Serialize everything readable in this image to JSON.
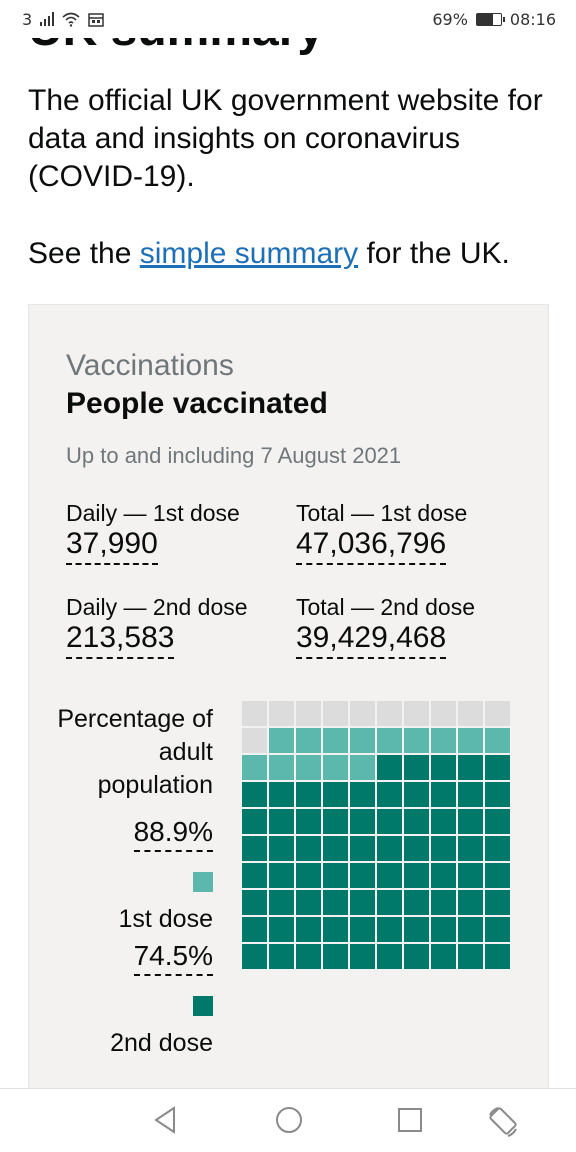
{
  "status_bar": {
    "carrier": "3",
    "battery": "69%",
    "battery_level": 0.69,
    "time": "08:16"
  },
  "page": {
    "heading": "UK summary",
    "intro": "The official UK government website for data and insights on coronavirus (COVID-19).",
    "summary_prefix": "See the ",
    "summary_link": "simple summary",
    "summary_suffix": " for the UK."
  },
  "card": {
    "category": "Vaccinations",
    "title": "People vaccinated",
    "date": "Up to and including 7 August 2021",
    "metrics": [
      {
        "label": "Daily — 1st dose",
        "value": "37,990"
      },
      {
        "label": "Total — 1st dose",
        "value": "47,036,796"
      },
      {
        "label": "Daily — 2nd dose",
        "value": "213,583"
      },
      {
        "label": "Total — 2nd dose",
        "value": "39,429,468"
      }
    ],
    "percentage": {
      "label": "Percentage of adult population",
      "first_value": "88.9%",
      "first_label": "1st dose",
      "second_value": "74.5%",
      "second_label": "2nd dose"
    }
  },
  "chart_data": {
    "type": "heatmap",
    "grid": [
      10,
      10
    ],
    "series": [
      {
        "name": "1st dose",
        "percent": 88.9,
        "color": "#5cb8ac"
      },
      {
        "name": "2nd dose",
        "percent": 74.5,
        "color": "#00796b"
      }
    ],
    "empty_color": "#dcdcdc"
  }
}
════
- **DIRECTIONS**
Every line above is to be repeated exactly, but no picture is to appear in the copy.

- **WRITTEN SOLUTION**
Serialize everything readable in this image to JSON.
{
  "status_bar": {
    "carrier": "3",
    "battery": "69%",
    "battery_level": 0.69,
    "time": "08:16"
  },
  "page": {
    "heading": "UK summary",
    "intro": "The official UK government website for data and insights on coronavirus (COVID-19).",
    "summary_prefix": "See the ",
    "summary_link": "simple summary",
    "summary_suffix": " for the UK."
  },
  "card": {
    "category": "Vaccinations",
    "title": "People vaccinated",
    "date": "Up to and including 7 August 2021",
    "metrics": [
      {
        "label": "Daily — 1st dose",
        "value": "37,990"
      },
      {
        "label": "Total — 1st dose",
        "value": "47,036,796"
      },
      {
        "label": "Daily — 2nd dose",
        "value": "213,583"
      },
      {
        "label": "Total — 2nd dose",
        "value": "39,429,468"
      }
    ],
    "percentage": {
      "label": "Percentage of adult population",
      "first_value": "88.9%",
      "first_label": "1st dose",
      "second_value": "74.5%",
      "second_label": "2nd dose"
    }
  },
  "chart_data": {
    "type": "heatmap",
    "grid": [
      10,
      10
    ],
    "series": [
      {
        "name": "1st dose",
        "percent": 88.9,
        "color": "#5cb8ac"
      },
      {
        "name": "2nd dose",
        "percent": 74.5,
        "color": "#00796b"
      }
    ],
    "empty_color": "#dcdcdc"
  }
}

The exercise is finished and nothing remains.